=== Materials provided ===

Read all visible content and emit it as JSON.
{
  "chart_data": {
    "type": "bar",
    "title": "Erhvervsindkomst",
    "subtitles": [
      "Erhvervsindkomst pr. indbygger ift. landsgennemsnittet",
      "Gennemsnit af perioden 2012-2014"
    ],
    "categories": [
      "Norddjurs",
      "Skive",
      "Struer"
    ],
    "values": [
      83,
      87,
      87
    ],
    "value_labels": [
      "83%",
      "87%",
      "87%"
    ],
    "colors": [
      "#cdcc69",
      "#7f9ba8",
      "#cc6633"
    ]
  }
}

===

[Stated problem]: Nothing should be left out: repeat all of the data exactly.

[Exercise output]:
Read all visible content and emit it as JSON.
{
  "chart_data": {
    "type": "bar",
    "title": "Erhvervsindkomst",
    "subtitles": [
      "Erhvervsindkomst pr. indbygger ift. landsgennemsnittet",
      "Gennemsnit af perioden 2012-2014"
    ],
    "categories": [
      "Norddjurs",
      "Skive",
      "Struer"
    ],
    "values": [
      83,
      87,
      87
    ],
    "value_labels": [
      "83%",
      "87%",
      "87%"
    ],
    "colors": [
      "#cdcc69",
      "#7f9ba8",
      "#cc6633"
    ]
  }
}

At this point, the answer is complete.